Copy out the listing that follows exactly, dropping every picture.
##### STORED RECORDS #####
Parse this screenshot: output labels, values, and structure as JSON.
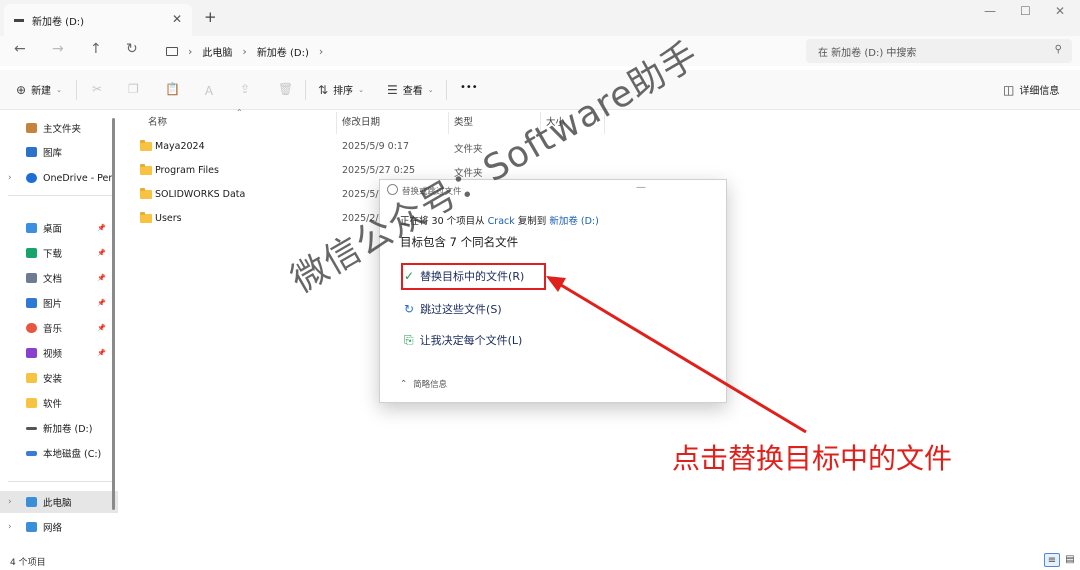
{
  "window": {
    "tab_title": "新加卷 (D:)",
    "new_tab": "+",
    "close_tab": "✕",
    "minimize": "—",
    "maximize": "☐",
    "close": "✕"
  },
  "address": {
    "crumbs": [
      "此电脑",
      "新加卷 (D:)"
    ],
    "search_placeholder": "在 新加卷 (D:) 中搜索"
  },
  "toolbar": {
    "new_label": "新建",
    "sort_label": "排序",
    "view_label": "查看",
    "more_label": "•••",
    "details_label": "详细信息"
  },
  "sidebar": {
    "items": [
      {
        "label": "主文件夹",
        "icon": "home-icon",
        "color": "#c4843b"
      },
      {
        "label": "图库",
        "icon": "gallery-icon",
        "color": "#2b73c9"
      },
      {
        "label": "OneDrive - Per",
        "icon": "cloud-icon",
        "color": "#1d6fd6"
      },
      {
        "label": "桌面",
        "icon": "desktop-icon",
        "color": "#3b8fe0"
      },
      {
        "label": "下载",
        "icon": "download-icon",
        "color": "#16a36c"
      },
      {
        "label": "文档",
        "icon": "documents-icon",
        "color": "#6b7c93"
      },
      {
        "label": "图片",
        "icon": "pictures-icon",
        "color": "#2d7ad6"
      },
      {
        "label": "音乐",
        "icon": "music-icon",
        "color": "#e8563f"
      },
      {
        "label": "视频",
        "icon": "video-icon",
        "color": "#8a3fd1"
      },
      {
        "label": "安装",
        "icon": "folder-icon",
        "color": "#f6c343"
      },
      {
        "label": "软件",
        "icon": "folder-icon",
        "color": "#f6c343"
      },
      {
        "label": "新加卷 (D:)",
        "icon": "drive-icon",
        "color": "#555555"
      },
      {
        "label": "本地磁盘 (C:)",
        "icon": "drive-icon",
        "color": "#3a7bd5"
      },
      {
        "label": "此电脑",
        "icon": "computer-icon",
        "color": "#3a8fd8"
      },
      {
        "label": "网络",
        "icon": "network-icon",
        "color": "#3a8fd8"
      }
    ]
  },
  "files": {
    "columns": [
      "名称",
      "修改日期",
      "类型",
      "大小"
    ],
    "rows": [
      {
        "name": "Maya2024",
        "date": "2025/5/9 0:17",
        "type": "文件夹"
      },
      {
        "name": "Program Files",
        "date": "2025/5/27 0:25",
        "type": "文件夹"
      },
      {
        "name": "SOLIDWORKS Data",
        "date": "2025/5/",
        "type": ""
      },
      {
        "name": "Users",
        "date": "2025/2/",
        "type": ""
      }
    ]
  },
  "status": {
    "count": "4 个项目"
  },
  "dialog": {
    "title": "替换或跳过文件",
    "line_prefix": "正在将 30 个项目从",
    "source": "Crack",
    "line_mid": "复制到",
    "dest": "新加卷 (D:)",
    "heading": "目标包含 7 个同名文件",
    "opt_replace": "替换目标中的文件(R)",
    "opt_skip": "跳过这些文件(S)",
    "opt_decide": "让我决定每个文件(L)",
    "footer": "简略信息"
  },
  "overlay": {
    "watermark": "微信公众号：Software助手",
    "callout": "点击替换目标中的文件",
    "accent": "#e0201a"
  }
}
#####
_COMPLETE OUTPUT_:
Parse this screenshot: output labels, values, and structure as JSON.
{
  "window": {
    "tab_title": "新加卷 (D:)",
    "new_tab": "+",
    "close_tab": "✕",
    "minimize": "—",
    "maximize": "☐",
    "close": "✕"
  },
  "address": {
    "crumbs": [
      "此电脑",
      "新加卷 (D:)"
    ],
    "search_placeholder": "在 新加卷 (D:) 中搜索"
  },
  "toolbar": {
    "new_label": "新建",
    "sort_label": "排序",
    "view_label": "查看",
    "more_label": "•••",
    "details_label": "详细信息"
  },
  "sidebar": {
    "items": [
      {
        "label": "主文件夹",
        "icon": "home-icon",
        "color": "#c4843b"
      },
      {
        "label": "图库",
        "icon": "gallery-icon",
        "color": "#2b73c9"
      },
      {
        "label": "OneDrive - Per",
        "icon": "cloud-icon",
        "color": "#1d6fd6"
      },
      {
        "label": "桌面",
        "icon": "desktop-icon",
        "color": "#3b8fe0"
      },
      {
        "label": "下载",
        "icon": "download-icon",
        "color": "#16a36c"
      },
      {
        "label": "文档",
        "icon": "documents-icon",
        "color": "#6b7c93"
      },
      {
        "label": "图片",
        "icon": "pictures-icon",
        "color": "#2d7ad6"
      },
      {
        "label": "音乐",
        "icon": "music-icon",
        "color": "#e8563f"
      },
      {
        "label": "视频",
        "icon": "video-icon",
        "color": "#8a3fd1"
      },
      {
        "label": "安装",
        "icon": "folder-icon",
        "color": "#f6c343"
      },
      {
        "label": "软件",
        "icon": "folder-icon",
        "color": "#f6c343"
      },
      {
        "label": "新加卷 (D:)",
        "icon": "drive-icon",
        "color": "#555555"
      },
      {
        "label": "本地磁盘 (C:)",
        "icon": "drive-icon",
        "color": "#3a7bd5"
      },
      {
        "label": "此电脑",
        "icon": "computer-icon",
        "color": "#3a8fd8"
      },
      {
        "label": "网络",
        "icon": "network-icon",
        "color": "#3a8fd8"
      }
    ]
  },
  "files": {
    "columns": [
      "名称",
      "修改日期",
      "类型",
      "大小"
    ],
    "rows": [
      {
        "name": "Maya2024",
        "date": "2025/5/9 0:17",
        "type": "文件夹"
      },
      {
        "name": "Program Files",
        "date": "2025/5/27 0:25",
        "type": "文件夹"
      },
      {
        "name": "SOLIDWORKS Data",
        "date": "2025/5/",
        "type": ""
      },
      {
        "name": "Users",
        "date": "2025/2/",
        "type": ""
      }
    ]
  },
  "status": {
    "count": "4 个项目"
  },
  "dialog": {
    "title": "替换或跳过文件",
    "line_prefix": "正在将 30 个项目从",
    "source": "Crack",
    "line_mid": "复制到",
    "dest": "新加卷 (D:)",
    "heading": "目标包含 7 个同名文件",
    "opt_replace": "替换目标中的文件(R)",
    "opt_skip": "跳过这些文件(S)",
    "opt_decide": "让我决定每个文件(L)",
    "footer": "简略信息"
  },
  "overlay": {
    "watermark": "微信公众号：Software助手",
    "callout": "点击替换目标中的文件",
    "accent": "#e0201a"
  }
}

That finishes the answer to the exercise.